[Saved data entries]

* Start *

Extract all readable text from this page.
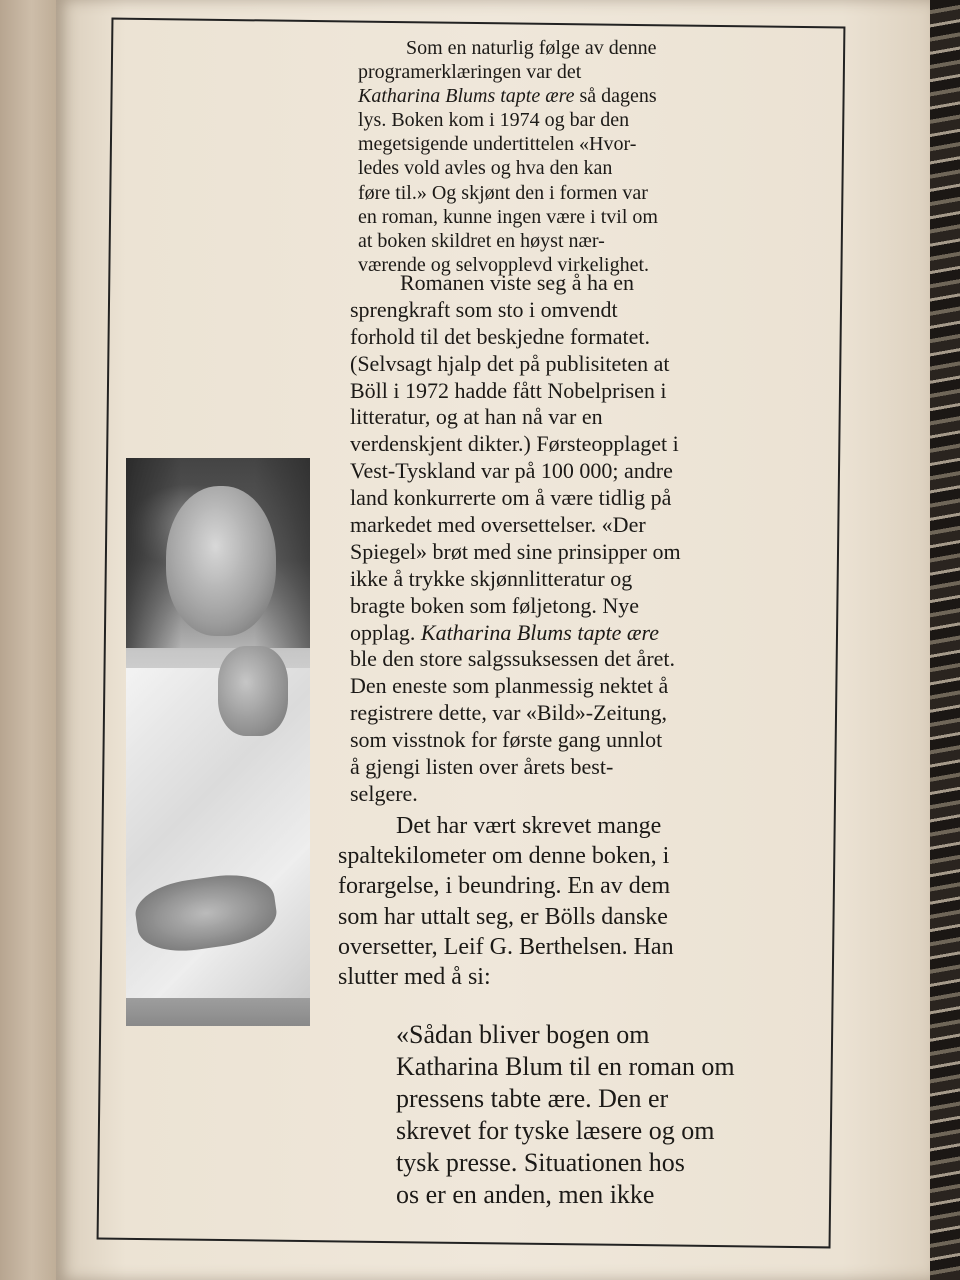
Som en naturlig følge av denne
programerklæringen var det
Katharina Blums tapte ære så dagens
lys. Boken kom i 1974 og bar den
megetsigende undertittelen «Hvor-
ledes vold avles og hva den kan
føre til.» Og skjønt den i formen var
en roman, kunne ingen være i tvil om
at boken skildret en høyst nær-
værende og selvopplevd virkelighet.
Romanen viste seg å ha en
sprengkraft som sto i omvendt
forhold til det beskjedne formatet.
(Selvsagt hjalp det på publisiteten at
Böll i 1972 hadde fått Nobelprisen i
litteratur, og at han nå var en
verdenskjent dikter.) Førsteopplaget i
Vest-Tyskland var på 100 000; andre
land konkurrerte om å være tidlig på
markedet med oversettelser. «Der
Spiegel» brøt med sine prinsipper om
ikke å trykke skjønnlitteratur og
bragte boken som føljetong. Nye
opplag. Katharina Blums tapte ære
ble den store salgssuksessen det året.
Den eneste som planmessig nektet å
registrere dette, var «Bild»-Zeitung,
som visstnok for første gang unnlot
å gjengi listen over årets best-
selgere.
Det har vært skrevet mange
spaltekilometer om denne boken, i
forargelse, i beundring. En av dem
som har uttalt seg, er Bölls danske
oversetter, Leif G. Berthelsen. Han
slutter med å si:
«Sådan bliver bogen om
Katharina Blum til en roman om
pressens tabte ære. Den er
skrevet for tyske læsere og om
tysk presse. Situationen hos
os er en anden, men ikke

* End *

Restate each entry word for word, please, but drop any images it holds.

Extract all readable text from this page.
Som en naturlig følge av denne
programerklæringen var det
Katharina Blums tapte ære så dagens
lys. Boken kom i 1974 og bar den
megetsigende undertittelen «Hvor-
ledes vold avles og hva den kan
føre til.» Og skjønt den i formen var
en roman, kunne ingen være i tvil om
at boken skildret en høyst nær-
værende og selvopplevd virkelighet.
Romanen viste seg å ha en
sprengkraft som sto i omvendt
forhold til det beskjedne formatet.
(Selvsagt hjalp det på publisiteten at
Böll i 1972 hadde fått Nobelprisen i
litteratur, og at han nå var en
verdenskjent dikter.) Førsteopplaget i
Vest-Tyskland var på 100 000; andre
land konkurrerte om å være tidlig på
markedet med oversettelser. «Der
Spiegel» brøt med sine prinsipper om
ikke å trykke skjønnlitteratur og
bragte boken som føljetong. Nye
opplag. Katharina Blums tapte ære
ble den store salgssuksessen det året.
Den eneste som planmessig nektet å
registrere dette, var «Bild»-Zeitung,
som visstnok for første gang unnlot
å gjengi listen over årets best-
selgere.
Det har vært skrevet mange
spaltekilometer om denne boken, i
forargelse, i beundring. En av dem
som har uttalt seg, er Bölls danske
oversetter, Leif G. Berthelsen. Han
slutter med å si:
«Sådan bliver bogen om
Katharina Blum til en roman om
pressens tabte ære. Den er
skrevet for tyske læsere og om
tysk presse. Situationen hos
os er en anden, men ikke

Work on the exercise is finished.